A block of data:
^^^^^^^^
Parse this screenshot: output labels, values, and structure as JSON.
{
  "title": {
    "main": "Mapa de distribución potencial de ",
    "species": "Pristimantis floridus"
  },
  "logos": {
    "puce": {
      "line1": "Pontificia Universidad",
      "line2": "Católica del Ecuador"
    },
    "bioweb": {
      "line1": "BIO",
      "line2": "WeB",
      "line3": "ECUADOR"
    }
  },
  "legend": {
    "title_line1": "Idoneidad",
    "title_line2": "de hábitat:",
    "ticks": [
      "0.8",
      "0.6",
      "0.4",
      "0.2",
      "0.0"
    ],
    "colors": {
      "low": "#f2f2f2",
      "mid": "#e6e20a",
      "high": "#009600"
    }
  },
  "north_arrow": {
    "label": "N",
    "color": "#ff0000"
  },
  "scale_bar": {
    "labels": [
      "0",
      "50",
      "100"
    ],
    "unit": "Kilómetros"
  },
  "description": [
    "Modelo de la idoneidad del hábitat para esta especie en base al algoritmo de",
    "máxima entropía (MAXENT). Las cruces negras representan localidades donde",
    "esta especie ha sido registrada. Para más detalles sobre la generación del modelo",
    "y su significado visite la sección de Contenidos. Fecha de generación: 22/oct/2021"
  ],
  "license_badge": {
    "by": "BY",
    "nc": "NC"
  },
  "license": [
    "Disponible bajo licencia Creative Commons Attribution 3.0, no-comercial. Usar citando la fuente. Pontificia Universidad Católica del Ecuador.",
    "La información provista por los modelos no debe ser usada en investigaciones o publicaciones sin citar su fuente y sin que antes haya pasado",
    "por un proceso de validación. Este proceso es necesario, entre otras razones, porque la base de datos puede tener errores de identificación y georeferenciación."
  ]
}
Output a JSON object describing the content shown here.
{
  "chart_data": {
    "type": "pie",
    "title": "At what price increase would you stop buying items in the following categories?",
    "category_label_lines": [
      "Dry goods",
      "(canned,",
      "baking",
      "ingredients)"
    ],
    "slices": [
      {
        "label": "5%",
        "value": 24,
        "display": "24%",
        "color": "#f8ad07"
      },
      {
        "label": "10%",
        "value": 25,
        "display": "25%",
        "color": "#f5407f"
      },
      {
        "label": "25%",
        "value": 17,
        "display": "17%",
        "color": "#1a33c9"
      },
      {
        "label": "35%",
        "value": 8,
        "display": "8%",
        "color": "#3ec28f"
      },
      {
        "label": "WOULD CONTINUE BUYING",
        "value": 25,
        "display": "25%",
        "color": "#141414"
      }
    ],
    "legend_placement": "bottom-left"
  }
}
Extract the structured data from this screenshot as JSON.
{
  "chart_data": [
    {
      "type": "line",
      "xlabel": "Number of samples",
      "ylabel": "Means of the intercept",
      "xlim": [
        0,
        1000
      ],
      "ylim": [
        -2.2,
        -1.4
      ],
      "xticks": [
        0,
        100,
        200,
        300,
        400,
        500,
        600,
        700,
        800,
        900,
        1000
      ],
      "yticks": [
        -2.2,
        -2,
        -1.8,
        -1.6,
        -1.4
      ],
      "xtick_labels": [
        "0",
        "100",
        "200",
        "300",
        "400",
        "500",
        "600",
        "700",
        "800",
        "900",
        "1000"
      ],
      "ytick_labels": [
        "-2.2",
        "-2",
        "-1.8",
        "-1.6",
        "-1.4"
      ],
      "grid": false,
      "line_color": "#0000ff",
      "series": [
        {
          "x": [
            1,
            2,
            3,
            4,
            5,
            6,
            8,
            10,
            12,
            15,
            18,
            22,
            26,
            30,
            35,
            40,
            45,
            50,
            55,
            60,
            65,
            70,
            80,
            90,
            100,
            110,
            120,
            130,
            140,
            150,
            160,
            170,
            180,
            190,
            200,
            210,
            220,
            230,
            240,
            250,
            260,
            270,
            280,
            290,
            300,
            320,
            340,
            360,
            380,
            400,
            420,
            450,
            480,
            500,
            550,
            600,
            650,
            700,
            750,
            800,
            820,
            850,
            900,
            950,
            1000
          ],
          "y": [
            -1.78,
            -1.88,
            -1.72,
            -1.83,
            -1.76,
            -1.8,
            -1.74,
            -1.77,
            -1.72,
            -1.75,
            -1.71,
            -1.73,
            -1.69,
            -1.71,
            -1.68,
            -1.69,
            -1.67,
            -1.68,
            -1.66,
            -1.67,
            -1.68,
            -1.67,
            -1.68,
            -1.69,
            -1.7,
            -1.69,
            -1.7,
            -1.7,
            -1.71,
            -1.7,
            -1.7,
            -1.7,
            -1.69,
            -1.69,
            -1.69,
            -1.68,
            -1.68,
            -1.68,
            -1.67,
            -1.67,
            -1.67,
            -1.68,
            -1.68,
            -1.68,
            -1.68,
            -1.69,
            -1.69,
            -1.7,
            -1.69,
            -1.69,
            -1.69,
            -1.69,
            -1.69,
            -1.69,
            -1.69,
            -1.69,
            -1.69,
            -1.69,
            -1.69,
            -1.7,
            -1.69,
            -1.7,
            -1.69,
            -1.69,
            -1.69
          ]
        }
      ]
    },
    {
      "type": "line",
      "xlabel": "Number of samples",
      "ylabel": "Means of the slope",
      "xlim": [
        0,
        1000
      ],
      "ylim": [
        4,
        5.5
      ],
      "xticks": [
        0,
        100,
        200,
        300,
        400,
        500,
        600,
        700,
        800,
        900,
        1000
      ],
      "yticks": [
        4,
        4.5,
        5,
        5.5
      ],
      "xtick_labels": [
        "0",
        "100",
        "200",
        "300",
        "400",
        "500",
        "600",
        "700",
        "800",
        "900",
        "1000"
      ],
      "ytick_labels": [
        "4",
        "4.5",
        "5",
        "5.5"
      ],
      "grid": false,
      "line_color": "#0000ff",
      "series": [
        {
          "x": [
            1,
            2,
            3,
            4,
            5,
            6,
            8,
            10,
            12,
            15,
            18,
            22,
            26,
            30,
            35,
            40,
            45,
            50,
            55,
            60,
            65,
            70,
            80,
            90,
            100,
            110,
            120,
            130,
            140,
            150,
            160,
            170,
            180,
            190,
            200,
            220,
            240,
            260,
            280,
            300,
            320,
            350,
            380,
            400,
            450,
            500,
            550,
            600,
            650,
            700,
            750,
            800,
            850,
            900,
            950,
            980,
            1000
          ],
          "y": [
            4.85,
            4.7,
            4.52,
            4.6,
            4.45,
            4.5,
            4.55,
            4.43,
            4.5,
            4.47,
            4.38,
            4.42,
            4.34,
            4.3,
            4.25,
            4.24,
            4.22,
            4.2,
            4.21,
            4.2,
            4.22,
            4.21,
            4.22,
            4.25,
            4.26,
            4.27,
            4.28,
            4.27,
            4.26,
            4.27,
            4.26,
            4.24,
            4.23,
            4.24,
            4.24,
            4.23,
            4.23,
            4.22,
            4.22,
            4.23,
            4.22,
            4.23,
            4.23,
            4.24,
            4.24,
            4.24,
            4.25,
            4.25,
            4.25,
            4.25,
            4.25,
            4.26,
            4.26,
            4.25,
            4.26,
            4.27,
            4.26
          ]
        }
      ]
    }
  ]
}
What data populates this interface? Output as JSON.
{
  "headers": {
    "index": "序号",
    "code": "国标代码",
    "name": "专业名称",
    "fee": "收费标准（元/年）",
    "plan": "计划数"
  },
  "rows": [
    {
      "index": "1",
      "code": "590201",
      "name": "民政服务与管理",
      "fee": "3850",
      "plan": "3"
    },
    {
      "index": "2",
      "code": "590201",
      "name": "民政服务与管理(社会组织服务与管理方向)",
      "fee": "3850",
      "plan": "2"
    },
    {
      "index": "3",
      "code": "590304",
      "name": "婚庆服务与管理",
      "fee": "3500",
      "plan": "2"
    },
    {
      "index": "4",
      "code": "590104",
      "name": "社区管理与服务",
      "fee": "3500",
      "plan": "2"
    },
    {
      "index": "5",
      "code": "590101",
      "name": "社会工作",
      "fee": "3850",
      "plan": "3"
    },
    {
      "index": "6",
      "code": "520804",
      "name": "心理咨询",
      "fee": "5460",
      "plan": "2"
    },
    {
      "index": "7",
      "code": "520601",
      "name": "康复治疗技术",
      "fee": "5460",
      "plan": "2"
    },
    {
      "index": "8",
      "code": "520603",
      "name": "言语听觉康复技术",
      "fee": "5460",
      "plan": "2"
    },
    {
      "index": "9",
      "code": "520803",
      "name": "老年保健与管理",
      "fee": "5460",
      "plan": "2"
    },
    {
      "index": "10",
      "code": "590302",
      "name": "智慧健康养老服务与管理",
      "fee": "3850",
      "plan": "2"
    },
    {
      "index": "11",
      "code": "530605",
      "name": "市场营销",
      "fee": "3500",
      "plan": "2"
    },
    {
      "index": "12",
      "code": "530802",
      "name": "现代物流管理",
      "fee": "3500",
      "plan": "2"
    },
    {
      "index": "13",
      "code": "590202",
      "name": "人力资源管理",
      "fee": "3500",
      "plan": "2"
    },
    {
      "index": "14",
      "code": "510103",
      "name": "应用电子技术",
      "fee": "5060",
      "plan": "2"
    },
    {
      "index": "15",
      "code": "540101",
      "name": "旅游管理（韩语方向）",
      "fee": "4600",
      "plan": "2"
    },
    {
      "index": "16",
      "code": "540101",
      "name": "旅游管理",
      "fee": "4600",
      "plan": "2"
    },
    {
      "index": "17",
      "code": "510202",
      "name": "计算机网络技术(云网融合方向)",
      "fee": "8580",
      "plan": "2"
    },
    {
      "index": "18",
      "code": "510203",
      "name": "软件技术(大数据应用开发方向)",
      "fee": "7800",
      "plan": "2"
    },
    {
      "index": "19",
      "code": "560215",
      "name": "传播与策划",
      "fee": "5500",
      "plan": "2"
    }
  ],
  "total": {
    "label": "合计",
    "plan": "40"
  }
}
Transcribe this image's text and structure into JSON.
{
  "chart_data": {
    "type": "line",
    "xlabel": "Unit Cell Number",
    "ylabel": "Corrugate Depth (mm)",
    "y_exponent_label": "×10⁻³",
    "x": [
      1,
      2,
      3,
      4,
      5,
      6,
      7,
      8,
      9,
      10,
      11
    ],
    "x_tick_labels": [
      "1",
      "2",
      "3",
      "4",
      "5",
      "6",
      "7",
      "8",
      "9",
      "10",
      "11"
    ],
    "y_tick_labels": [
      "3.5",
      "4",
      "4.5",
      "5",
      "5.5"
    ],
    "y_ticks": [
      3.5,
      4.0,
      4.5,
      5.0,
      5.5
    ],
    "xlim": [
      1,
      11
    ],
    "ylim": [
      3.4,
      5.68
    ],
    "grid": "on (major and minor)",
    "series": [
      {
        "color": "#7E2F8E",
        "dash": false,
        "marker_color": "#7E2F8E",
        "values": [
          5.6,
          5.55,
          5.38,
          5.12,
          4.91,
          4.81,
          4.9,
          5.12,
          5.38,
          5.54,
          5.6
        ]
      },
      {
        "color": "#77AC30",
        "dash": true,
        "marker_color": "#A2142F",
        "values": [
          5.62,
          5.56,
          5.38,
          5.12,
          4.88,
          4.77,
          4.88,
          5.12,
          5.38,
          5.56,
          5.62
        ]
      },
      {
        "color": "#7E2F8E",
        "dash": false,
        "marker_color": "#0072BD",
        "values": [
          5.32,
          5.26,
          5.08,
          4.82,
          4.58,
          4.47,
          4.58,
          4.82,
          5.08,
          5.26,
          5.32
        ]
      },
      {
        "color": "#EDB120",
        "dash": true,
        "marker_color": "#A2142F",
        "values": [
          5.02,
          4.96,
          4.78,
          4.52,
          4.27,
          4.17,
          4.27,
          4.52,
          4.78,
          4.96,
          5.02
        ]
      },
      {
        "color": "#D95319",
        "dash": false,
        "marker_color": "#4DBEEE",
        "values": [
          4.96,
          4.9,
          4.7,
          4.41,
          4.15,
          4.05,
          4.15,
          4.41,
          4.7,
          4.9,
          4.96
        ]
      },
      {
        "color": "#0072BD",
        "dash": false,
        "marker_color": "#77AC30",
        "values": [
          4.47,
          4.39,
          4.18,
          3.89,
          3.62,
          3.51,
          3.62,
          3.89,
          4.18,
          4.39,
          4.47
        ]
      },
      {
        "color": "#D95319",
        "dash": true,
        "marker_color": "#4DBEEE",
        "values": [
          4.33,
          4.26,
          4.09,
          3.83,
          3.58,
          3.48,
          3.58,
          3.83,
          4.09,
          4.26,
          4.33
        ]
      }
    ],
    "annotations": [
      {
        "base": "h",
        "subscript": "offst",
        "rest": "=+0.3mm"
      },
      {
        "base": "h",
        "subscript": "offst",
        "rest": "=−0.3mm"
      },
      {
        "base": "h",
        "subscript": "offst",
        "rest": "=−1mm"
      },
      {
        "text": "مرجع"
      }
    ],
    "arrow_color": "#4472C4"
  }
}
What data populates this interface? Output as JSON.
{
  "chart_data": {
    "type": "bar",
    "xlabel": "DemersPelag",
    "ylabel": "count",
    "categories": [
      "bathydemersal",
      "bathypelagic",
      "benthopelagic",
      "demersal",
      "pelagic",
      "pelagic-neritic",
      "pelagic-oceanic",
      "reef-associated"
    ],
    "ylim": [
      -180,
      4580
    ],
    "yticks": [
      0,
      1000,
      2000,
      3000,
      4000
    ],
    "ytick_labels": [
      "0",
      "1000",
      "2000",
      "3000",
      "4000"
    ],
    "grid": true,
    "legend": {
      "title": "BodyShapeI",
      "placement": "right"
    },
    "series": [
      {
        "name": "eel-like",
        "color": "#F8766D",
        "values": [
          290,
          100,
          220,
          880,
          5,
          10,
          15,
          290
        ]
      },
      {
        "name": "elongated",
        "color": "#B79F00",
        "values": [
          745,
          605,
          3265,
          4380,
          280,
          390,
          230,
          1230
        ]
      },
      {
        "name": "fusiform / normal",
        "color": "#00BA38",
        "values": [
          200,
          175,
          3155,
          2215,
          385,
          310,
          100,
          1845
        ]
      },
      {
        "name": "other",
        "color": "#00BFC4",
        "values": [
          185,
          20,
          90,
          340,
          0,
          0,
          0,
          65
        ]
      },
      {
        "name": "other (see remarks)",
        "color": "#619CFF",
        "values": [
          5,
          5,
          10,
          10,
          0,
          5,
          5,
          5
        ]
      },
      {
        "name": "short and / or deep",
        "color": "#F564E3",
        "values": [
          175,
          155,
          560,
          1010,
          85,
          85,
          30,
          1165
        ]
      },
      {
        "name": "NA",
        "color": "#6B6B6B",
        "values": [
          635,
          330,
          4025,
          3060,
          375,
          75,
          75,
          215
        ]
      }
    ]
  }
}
^^^^^^^^
Job -> Every line of the records that includes the word "Universidad" should be gathered.

Response to this task ->
      "line1": "Pontificia Universidad",
    "Disponible bajo licencia Creative Commons Attribution 3.0, no-comercial. Usar citando la fuente. Pontificia Universidad Católica del Ecuador.",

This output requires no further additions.